Please report how many lines in the records below contain the word "acute", and give nothing else.

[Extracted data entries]
:::

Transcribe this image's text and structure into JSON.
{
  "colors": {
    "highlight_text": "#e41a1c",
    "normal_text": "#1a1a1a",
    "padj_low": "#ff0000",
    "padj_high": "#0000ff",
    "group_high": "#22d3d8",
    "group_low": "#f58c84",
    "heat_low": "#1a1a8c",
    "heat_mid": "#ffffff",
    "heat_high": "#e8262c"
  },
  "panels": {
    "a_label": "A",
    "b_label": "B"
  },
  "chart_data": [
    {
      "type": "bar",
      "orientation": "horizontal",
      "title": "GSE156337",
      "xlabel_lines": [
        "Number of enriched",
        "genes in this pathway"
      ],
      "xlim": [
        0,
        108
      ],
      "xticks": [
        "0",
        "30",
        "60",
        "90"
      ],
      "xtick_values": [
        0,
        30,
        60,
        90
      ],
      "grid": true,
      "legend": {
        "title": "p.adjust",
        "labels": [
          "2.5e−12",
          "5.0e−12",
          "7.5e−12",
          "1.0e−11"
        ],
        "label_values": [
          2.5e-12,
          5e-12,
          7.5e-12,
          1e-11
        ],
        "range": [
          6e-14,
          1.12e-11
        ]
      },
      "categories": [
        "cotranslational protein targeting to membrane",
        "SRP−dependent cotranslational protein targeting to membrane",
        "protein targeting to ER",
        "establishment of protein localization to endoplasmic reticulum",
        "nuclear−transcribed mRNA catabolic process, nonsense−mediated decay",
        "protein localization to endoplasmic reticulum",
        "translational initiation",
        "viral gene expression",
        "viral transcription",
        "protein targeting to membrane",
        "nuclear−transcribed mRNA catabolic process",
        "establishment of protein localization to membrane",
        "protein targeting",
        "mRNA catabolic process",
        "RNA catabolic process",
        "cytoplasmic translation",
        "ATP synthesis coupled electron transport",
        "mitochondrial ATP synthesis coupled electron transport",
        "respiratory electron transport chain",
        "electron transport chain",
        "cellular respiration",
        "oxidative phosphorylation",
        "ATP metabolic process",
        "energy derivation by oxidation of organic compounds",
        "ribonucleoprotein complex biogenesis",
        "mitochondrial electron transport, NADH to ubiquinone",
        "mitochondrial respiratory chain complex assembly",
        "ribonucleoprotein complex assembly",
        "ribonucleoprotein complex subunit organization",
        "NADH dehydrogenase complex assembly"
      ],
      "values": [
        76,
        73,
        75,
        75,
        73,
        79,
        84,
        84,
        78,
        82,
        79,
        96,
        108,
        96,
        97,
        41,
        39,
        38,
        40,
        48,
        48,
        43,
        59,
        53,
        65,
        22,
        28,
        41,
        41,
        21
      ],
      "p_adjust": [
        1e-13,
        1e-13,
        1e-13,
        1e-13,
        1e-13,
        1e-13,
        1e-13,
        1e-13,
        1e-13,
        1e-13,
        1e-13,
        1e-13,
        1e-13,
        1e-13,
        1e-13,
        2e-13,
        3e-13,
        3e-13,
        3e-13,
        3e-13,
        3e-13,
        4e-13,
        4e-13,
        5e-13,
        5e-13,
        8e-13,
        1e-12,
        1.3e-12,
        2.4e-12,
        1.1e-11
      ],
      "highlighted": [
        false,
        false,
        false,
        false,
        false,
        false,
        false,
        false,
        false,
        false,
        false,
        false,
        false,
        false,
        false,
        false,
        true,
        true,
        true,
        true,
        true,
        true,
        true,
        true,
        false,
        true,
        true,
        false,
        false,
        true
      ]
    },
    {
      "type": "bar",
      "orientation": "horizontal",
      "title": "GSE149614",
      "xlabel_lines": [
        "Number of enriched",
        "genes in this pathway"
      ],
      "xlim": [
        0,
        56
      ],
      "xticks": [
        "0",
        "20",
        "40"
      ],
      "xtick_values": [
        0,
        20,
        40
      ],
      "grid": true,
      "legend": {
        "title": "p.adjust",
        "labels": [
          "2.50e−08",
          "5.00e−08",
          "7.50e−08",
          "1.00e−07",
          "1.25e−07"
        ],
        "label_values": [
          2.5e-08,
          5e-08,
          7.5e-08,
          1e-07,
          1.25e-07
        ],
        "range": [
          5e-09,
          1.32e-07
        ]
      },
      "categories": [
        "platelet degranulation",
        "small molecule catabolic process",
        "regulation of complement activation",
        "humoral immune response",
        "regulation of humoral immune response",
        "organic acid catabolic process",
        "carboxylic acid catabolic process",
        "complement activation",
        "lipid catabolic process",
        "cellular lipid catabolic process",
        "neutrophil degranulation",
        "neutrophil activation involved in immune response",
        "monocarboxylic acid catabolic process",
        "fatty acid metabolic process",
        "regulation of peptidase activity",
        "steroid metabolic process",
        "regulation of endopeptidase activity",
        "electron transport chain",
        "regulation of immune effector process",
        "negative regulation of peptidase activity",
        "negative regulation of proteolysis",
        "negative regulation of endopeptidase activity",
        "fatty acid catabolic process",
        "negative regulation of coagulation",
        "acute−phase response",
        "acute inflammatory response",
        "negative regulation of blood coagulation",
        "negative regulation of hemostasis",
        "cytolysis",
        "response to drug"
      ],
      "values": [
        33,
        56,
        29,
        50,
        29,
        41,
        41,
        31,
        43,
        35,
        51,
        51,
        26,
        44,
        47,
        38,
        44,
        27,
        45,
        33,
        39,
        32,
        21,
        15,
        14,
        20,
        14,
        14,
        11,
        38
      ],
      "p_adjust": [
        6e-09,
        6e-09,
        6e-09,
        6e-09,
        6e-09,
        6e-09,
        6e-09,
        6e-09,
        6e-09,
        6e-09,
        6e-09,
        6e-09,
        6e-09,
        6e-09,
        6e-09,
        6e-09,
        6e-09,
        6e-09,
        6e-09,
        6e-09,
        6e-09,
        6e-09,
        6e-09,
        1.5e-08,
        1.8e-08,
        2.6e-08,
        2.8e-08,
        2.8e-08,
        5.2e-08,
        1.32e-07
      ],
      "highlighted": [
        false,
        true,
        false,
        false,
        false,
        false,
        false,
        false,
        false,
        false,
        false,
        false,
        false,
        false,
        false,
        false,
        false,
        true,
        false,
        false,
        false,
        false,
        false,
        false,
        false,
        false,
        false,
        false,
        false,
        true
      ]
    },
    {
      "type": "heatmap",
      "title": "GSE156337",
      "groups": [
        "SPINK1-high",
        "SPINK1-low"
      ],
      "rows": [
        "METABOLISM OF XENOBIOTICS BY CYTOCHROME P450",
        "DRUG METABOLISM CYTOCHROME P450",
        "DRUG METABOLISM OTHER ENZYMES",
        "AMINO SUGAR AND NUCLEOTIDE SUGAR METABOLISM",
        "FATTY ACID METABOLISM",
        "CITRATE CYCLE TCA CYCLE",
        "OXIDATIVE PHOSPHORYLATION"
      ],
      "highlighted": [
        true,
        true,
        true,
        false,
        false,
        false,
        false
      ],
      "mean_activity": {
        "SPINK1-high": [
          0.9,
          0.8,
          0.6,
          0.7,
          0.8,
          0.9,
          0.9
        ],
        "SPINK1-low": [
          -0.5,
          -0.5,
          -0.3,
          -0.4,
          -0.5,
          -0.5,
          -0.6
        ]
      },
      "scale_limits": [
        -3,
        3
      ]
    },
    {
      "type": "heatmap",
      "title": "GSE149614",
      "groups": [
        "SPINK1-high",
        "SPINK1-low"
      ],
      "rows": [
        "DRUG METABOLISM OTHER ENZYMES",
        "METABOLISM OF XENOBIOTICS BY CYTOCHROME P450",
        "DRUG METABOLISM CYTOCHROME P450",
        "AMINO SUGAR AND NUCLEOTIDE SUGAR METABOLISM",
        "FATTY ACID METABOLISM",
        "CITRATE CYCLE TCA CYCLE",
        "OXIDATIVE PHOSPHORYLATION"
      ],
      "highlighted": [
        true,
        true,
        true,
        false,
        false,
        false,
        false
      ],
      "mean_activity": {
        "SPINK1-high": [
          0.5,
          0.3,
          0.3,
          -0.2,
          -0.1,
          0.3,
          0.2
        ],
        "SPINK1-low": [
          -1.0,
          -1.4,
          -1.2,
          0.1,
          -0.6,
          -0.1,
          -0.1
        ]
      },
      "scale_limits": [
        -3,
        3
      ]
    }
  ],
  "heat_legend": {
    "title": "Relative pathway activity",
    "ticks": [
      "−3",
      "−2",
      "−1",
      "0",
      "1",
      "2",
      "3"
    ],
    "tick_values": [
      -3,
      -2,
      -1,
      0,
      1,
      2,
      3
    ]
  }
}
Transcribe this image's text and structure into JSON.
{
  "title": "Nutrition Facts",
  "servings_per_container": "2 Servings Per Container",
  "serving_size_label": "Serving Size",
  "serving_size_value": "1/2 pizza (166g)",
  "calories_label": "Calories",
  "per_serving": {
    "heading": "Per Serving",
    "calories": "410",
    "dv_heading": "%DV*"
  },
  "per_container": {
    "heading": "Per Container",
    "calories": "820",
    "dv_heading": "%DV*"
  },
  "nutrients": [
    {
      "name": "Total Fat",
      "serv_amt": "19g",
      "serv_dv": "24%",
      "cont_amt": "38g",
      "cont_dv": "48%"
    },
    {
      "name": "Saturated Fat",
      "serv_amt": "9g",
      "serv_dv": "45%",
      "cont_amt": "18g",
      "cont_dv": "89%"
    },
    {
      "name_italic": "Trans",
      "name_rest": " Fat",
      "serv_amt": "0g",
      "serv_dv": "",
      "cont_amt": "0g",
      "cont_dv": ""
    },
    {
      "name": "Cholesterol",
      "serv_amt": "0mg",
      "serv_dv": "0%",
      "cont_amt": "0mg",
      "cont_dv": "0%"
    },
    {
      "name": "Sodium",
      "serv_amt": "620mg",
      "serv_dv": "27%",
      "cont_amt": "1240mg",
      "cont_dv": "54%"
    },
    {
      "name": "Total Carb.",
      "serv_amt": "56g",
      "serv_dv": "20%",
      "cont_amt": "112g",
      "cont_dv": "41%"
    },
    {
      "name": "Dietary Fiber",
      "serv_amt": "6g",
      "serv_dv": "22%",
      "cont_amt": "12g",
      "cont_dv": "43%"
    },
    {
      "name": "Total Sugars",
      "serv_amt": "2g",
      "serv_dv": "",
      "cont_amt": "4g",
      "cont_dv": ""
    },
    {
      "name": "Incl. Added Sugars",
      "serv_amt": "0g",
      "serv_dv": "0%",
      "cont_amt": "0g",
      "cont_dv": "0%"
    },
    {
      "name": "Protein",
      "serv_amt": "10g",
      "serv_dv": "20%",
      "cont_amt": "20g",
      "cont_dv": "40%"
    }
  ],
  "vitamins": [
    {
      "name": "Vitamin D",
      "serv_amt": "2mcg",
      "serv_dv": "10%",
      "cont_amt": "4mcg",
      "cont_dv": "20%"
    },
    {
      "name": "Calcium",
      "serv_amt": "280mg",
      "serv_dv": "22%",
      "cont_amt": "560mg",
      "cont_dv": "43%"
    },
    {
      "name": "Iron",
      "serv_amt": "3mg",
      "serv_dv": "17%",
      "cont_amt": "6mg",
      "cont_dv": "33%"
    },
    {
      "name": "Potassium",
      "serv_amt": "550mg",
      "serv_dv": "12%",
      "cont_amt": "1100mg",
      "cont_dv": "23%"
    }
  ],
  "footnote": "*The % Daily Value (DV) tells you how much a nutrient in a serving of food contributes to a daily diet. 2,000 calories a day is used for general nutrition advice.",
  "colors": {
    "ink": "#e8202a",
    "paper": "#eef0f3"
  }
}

:::

## Result of this task:
2